··· ROWS

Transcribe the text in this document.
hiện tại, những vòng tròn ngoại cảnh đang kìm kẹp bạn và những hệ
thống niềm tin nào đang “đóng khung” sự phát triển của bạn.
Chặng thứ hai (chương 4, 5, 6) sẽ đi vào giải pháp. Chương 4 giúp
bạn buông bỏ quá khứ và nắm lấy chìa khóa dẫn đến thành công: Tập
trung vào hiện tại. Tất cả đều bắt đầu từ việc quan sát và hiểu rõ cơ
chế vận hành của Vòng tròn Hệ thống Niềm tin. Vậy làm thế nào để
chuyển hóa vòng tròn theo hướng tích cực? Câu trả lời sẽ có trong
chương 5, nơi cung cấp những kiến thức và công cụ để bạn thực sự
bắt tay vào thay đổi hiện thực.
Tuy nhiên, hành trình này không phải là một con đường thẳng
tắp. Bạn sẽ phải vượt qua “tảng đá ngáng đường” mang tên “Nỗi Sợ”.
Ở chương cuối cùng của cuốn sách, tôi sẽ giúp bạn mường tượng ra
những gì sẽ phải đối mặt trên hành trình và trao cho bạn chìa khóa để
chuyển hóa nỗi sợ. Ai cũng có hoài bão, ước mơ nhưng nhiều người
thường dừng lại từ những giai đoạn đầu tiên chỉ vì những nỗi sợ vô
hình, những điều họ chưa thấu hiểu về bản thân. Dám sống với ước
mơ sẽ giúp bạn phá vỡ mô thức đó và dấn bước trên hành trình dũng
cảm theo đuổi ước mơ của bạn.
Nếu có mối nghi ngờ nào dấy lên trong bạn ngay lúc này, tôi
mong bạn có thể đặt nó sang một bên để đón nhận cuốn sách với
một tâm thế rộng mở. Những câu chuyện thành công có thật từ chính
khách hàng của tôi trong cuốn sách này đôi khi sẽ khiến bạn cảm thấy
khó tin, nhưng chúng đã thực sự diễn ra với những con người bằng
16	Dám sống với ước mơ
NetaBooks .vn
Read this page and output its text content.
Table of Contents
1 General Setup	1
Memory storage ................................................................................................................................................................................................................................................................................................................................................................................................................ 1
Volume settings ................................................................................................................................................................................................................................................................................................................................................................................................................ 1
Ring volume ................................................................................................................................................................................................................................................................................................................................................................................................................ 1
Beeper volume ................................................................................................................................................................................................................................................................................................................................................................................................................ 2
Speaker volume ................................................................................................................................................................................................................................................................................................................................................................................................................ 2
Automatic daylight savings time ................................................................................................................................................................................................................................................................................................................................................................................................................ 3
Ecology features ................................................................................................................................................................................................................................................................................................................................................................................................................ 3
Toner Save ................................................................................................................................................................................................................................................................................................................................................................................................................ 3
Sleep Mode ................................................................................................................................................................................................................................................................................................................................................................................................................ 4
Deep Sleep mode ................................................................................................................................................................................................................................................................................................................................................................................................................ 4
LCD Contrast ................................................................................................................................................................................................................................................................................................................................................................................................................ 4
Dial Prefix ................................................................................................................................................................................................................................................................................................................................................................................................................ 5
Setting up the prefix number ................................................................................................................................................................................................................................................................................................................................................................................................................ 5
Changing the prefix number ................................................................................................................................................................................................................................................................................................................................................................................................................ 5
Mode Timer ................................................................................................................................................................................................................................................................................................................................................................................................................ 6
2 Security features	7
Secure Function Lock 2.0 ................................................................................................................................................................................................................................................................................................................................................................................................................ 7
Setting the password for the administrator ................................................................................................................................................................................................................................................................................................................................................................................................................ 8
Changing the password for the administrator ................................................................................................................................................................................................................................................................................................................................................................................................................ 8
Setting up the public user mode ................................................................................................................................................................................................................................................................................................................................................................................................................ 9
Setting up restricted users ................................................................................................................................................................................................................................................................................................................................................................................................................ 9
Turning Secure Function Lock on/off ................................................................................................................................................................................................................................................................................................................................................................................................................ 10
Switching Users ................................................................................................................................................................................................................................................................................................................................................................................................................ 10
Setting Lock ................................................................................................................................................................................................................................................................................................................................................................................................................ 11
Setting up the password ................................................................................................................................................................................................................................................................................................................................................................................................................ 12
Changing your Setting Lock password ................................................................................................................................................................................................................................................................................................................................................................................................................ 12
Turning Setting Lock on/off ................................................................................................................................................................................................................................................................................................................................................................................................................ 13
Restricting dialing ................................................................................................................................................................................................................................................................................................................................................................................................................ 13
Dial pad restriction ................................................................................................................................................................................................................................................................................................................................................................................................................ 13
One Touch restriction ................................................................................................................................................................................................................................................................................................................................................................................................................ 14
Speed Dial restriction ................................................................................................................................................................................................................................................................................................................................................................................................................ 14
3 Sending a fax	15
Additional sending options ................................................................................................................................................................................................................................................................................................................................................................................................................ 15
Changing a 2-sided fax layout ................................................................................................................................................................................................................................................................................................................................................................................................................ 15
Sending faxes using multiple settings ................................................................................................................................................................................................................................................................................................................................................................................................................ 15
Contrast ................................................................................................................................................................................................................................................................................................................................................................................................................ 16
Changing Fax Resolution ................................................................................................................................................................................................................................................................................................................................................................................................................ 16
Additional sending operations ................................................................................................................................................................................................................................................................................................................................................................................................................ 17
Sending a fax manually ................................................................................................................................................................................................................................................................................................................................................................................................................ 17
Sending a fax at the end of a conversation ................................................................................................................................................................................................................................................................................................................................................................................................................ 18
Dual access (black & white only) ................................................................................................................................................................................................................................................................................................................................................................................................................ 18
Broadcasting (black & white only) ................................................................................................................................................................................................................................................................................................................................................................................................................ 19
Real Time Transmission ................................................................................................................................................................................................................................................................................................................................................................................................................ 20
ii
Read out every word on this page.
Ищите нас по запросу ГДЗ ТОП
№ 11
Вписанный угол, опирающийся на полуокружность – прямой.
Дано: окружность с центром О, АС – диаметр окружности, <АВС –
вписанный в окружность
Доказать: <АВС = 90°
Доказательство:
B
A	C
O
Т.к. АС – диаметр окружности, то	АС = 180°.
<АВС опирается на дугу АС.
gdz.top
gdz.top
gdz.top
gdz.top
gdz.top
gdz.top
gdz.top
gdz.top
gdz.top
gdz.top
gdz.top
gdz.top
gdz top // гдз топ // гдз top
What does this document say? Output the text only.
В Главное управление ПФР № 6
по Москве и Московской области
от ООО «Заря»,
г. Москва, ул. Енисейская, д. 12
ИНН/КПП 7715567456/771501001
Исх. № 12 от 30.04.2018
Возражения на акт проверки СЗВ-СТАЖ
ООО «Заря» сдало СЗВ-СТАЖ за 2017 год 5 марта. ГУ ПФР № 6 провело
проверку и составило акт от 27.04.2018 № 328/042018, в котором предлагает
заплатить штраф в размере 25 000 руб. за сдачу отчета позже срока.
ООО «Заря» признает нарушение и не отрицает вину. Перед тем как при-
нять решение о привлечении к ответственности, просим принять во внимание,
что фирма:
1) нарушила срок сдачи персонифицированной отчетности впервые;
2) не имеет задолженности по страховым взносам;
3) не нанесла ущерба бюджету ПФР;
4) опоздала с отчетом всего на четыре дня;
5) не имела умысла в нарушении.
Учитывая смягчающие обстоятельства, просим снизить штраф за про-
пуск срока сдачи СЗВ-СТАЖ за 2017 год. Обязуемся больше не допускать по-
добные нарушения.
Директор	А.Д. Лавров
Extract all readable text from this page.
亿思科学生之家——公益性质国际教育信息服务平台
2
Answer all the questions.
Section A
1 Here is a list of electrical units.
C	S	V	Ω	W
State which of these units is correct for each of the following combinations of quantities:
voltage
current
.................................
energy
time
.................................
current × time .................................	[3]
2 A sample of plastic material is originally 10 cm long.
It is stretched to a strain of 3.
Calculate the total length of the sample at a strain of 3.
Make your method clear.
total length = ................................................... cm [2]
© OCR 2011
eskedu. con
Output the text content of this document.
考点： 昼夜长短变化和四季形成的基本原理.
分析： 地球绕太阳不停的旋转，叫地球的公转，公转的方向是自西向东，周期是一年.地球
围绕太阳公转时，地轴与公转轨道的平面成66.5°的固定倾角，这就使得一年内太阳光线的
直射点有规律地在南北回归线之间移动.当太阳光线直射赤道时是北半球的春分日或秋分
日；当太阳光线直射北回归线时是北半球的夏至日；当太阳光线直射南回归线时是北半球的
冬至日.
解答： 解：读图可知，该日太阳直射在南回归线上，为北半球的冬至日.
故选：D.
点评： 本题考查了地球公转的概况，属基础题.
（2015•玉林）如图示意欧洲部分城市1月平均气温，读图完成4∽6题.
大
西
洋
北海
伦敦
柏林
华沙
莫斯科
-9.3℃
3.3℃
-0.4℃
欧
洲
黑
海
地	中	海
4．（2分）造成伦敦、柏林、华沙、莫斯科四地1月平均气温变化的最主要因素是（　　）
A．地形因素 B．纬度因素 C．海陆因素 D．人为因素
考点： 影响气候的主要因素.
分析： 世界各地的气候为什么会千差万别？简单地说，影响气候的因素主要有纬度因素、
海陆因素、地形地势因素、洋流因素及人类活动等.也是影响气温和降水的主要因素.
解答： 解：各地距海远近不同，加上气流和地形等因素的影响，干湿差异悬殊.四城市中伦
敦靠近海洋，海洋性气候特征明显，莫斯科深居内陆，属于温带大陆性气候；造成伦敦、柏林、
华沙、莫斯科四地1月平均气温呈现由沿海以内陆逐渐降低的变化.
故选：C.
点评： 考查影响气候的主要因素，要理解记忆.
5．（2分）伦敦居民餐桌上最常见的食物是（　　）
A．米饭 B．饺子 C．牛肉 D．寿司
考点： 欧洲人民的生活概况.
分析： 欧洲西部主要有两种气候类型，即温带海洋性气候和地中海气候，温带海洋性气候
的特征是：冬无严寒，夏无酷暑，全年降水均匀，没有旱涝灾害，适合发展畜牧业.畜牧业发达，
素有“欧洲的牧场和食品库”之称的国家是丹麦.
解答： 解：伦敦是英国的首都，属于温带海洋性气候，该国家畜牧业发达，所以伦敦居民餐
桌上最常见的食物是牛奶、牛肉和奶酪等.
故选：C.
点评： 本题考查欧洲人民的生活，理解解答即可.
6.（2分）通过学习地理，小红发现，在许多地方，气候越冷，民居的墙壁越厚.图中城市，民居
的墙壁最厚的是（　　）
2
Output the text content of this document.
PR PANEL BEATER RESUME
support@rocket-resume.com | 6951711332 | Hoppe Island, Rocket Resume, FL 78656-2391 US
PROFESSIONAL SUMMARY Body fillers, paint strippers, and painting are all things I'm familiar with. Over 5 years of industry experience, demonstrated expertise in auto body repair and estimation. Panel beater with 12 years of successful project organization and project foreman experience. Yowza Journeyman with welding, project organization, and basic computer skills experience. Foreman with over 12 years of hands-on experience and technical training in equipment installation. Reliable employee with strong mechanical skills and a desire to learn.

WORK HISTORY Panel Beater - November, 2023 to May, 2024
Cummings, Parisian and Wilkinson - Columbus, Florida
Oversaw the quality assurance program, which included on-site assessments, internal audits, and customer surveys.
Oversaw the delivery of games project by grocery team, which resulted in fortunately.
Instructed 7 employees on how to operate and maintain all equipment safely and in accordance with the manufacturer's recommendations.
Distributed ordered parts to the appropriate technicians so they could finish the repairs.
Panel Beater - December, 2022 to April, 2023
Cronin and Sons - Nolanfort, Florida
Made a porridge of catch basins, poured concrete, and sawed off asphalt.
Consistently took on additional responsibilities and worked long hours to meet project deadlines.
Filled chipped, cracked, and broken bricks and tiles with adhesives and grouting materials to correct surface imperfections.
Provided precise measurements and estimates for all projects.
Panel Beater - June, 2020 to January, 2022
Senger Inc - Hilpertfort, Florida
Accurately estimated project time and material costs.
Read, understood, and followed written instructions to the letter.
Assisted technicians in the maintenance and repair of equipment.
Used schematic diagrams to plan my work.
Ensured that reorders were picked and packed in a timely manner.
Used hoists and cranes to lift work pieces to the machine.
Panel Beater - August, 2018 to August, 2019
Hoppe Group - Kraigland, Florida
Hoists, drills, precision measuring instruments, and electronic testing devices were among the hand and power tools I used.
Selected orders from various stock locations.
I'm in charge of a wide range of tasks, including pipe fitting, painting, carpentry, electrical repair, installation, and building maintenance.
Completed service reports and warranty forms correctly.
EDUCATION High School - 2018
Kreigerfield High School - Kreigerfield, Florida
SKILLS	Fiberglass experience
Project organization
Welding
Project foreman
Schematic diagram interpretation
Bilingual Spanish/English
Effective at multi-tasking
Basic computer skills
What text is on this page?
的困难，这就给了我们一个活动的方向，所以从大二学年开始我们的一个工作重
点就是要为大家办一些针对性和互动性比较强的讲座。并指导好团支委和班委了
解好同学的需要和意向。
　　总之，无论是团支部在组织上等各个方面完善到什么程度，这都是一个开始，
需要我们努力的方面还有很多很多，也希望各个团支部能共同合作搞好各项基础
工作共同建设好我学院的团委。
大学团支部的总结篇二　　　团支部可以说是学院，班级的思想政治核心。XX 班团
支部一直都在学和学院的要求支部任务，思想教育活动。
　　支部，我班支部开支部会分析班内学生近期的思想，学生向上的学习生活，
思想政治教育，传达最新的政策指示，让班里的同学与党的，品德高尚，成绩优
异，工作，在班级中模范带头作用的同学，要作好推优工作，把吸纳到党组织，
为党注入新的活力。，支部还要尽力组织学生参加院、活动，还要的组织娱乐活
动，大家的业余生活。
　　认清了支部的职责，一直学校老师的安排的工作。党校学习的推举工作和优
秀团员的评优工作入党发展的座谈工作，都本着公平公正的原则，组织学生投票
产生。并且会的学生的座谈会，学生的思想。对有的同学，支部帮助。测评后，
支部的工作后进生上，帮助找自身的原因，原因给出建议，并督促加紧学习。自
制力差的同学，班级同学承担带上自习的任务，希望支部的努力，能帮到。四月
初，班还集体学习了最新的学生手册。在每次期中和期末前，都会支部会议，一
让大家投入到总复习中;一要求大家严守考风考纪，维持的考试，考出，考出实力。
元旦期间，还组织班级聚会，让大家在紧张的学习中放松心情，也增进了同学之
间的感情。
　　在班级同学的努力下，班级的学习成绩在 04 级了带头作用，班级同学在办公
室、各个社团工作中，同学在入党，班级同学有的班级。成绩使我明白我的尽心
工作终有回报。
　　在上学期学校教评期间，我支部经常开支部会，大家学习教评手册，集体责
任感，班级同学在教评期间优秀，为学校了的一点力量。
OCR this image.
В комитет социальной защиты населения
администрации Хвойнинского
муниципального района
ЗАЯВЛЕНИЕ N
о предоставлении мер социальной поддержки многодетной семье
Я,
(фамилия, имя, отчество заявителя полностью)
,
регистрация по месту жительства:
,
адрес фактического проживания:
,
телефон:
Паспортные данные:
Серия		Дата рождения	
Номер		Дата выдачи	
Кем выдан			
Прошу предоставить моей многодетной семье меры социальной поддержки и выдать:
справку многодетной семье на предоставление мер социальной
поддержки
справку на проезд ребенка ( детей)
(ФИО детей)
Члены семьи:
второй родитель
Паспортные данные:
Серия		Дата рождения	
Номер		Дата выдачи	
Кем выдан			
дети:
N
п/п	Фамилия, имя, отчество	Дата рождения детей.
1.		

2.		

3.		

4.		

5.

······

EXERCISE DESCRIPTION
The lines to collect are those holding the string "детей"; copy them all.

THE ANSWER
справку на проезд ребенка ( детей)
(ФИО детей)
п/п	Фамилия, имя, отчество	Дата рождения детей.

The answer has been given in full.